- [DIRECTIVE] Count the lines below that contain the word "didn" and give only the number.

Source records:
====
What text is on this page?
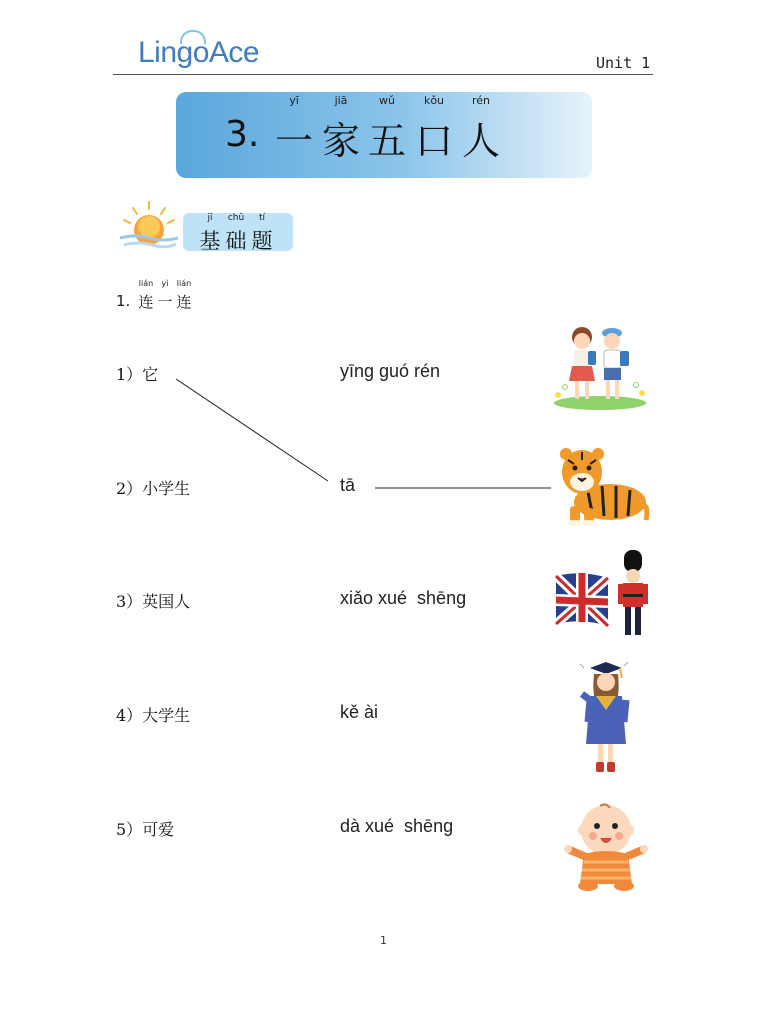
LingoAce	Unit 1
yī	jiā	wǔ	kǒu	rén
3. 一 家 五 口 人
jī	chǔ	tí
基 础 题
lián	yì	lián
1. 连 一 连
1）它	yīng guó rén
2）小学生	tā
3）英国人	xiǎo xué  shēng
4）大学生	kě ài
5）可爱	dà xué  shēng
1
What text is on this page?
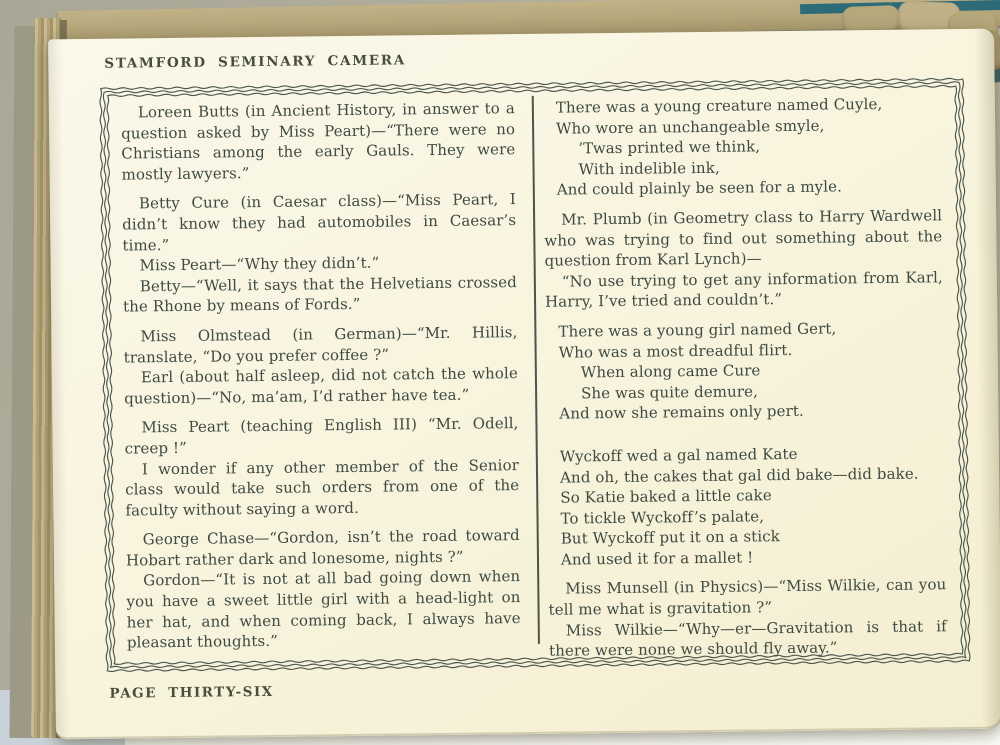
STAMFORD SEMINARY CAMERA

Loreen Butts (in Ancient History, in answer to a question asked by Miss Peart)—“There were no Christians among the early Gauls. They were mostly lawyers.”

Betty Cure (in Caesar class)—“Miss Peart, I didn’t know they had automobiles in Caesar’s time.”

Miss Peart—“Why they didn’t.”

Betty—“Well, it says that the Helvetians crossed the Rhone by means of Fords.”

Miss Olmstead (in German)—“Mr. Hillis, translate, “Do you prefer coffee ?”

Earl (about half asleep, did not catch the whole question)—“No, ma’am, I’d rather have tea.”

Miss Peart (teaching English III) “Mr. Odell, creep !”

I wonder if any other member of the Senior class would take such orders from one of the faculty without saying a word.

George Chase—“Gordon, isn’t the road toward Hobart rather dark and lonesome, nights ?”

Gordon—“It is not at all bad going down when you have a sweet little girl with a head-light on her hat, and when coming back, I always have pleasant thoughts.”

There was a young creature named Cuyle,
Who wore an unchangeable smyle,
’Twas printed we think,
With indelible ink,
And could plainly be seen for a myle.

Mr. Plumb (in Geometry class to Harry Wardwell who was trying to find out something about the question from Karl Lynch)—

“No use trying to get any information from Karl, Harry, I’ve tried and couldn’t.”

There was a young girl named Gert,
Who was a most dreadful flirt.
When along came Cure
She was quite demure,
And now she remains only pert.
Wyckoff wed a gal named Kate
And oh, the cakes that gal did bake—did bake.
So Katie baked a little cake
To tickle Wyckoff’s palate,
But Wyckoff put it on a stick
And used it for a mallet !

Miss Munsell (in Physics)—“Miss Wilkie, can you tell me what is gravitation ?”

Miss Wilkie—“Why—er—Gravitation is that if there were none we should fly away.”

PAGE THIRTY-SIX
====
- [IN RESPONSE] 2